• [WRITTEN TASK]
In the records that follow, locate every line with "labour" and extract it.

-- start INPUT MATERIAL --

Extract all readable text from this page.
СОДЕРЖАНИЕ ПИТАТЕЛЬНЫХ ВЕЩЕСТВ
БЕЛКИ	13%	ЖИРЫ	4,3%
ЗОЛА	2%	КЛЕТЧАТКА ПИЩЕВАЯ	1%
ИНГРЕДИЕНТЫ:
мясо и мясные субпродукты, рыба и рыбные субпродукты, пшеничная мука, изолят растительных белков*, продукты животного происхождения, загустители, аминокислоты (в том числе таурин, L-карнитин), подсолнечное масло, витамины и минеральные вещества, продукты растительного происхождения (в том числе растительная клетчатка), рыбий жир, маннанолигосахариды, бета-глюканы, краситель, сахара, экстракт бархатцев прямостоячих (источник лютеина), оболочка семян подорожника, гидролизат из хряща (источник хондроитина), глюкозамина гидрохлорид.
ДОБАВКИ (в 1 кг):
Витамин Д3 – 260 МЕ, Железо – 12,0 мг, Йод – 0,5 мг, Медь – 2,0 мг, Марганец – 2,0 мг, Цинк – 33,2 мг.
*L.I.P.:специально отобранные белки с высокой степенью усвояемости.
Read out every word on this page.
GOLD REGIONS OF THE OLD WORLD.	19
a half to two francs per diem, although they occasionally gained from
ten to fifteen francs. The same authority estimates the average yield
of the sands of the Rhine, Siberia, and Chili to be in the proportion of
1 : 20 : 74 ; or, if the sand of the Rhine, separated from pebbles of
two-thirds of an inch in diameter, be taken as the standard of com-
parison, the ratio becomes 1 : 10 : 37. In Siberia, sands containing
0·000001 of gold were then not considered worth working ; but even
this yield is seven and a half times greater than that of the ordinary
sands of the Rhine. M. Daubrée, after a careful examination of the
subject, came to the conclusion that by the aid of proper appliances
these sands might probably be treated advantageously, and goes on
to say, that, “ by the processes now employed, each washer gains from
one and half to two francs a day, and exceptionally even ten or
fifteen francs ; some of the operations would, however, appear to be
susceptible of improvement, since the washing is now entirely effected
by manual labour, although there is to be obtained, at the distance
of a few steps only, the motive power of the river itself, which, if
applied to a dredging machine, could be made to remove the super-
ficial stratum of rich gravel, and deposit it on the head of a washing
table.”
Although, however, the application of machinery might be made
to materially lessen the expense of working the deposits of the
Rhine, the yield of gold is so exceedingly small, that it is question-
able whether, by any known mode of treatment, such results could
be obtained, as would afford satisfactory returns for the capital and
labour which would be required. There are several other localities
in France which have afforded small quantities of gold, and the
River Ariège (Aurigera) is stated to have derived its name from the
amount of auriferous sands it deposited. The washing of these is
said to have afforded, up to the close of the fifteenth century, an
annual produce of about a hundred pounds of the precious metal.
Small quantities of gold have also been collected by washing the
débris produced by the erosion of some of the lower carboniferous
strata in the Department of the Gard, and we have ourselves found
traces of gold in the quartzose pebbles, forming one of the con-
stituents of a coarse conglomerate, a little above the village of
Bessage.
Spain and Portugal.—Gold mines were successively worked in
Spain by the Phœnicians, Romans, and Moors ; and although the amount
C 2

-- end INPUT MATERIAL --

• [SOLUTION TO THIS TASK]
by manual labour, although there is to be obtained, at the distance
labour which would be required. There are several other localities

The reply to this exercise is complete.